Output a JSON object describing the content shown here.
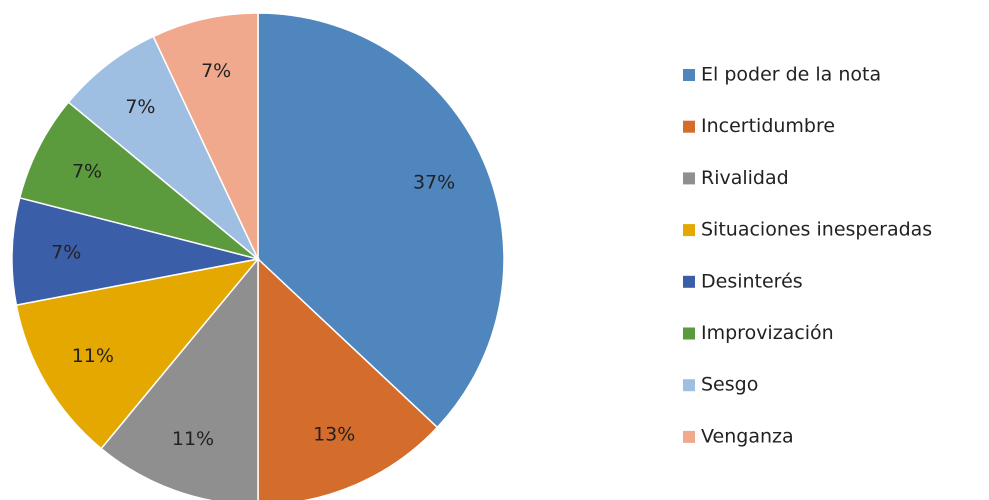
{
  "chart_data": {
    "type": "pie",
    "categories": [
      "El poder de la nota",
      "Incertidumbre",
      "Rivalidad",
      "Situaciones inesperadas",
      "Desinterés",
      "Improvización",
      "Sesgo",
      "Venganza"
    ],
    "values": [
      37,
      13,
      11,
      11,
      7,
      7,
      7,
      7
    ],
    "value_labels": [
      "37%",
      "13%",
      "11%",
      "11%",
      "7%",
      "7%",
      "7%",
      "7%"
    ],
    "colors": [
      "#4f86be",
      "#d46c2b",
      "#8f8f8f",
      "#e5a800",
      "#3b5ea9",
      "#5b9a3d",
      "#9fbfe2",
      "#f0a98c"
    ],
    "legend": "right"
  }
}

=====

BRIEF =
Leave out the pictures and give the rest of the records again exactly.

OUTPUT OF THE TASK =
Output a JSON object describing the content shown here.
{
  "chart_data": {
    "type": "pie",
    "categories": [
      "El poder de la nota",
      "Incertidumbre",
      "Rivalidad",
      "Situaciones inesperadas",
      "Desinterés",
      "Improvización",
      "Sesgo",
      "Venganza"
    ],
    "values": [
      37,
      13,
      11,
      11,
      7,
      7,
      7,
      7
    ],
    "value_labels": [
      "37%",
      "13%",
      "11%",
      "11%",
      "7%",
      "7%",
      "7%",
      "7%"
    ],
    "colors": [
      "#4f86be",
      "#d46c2b",
      "#8f8f8f",
      "#e5a800",
      "#3b5ea9",
      "#5b9a3d",
      "#9fbfe2",
      "#f0a98c"
    ],
    "legend": "right"
  }
}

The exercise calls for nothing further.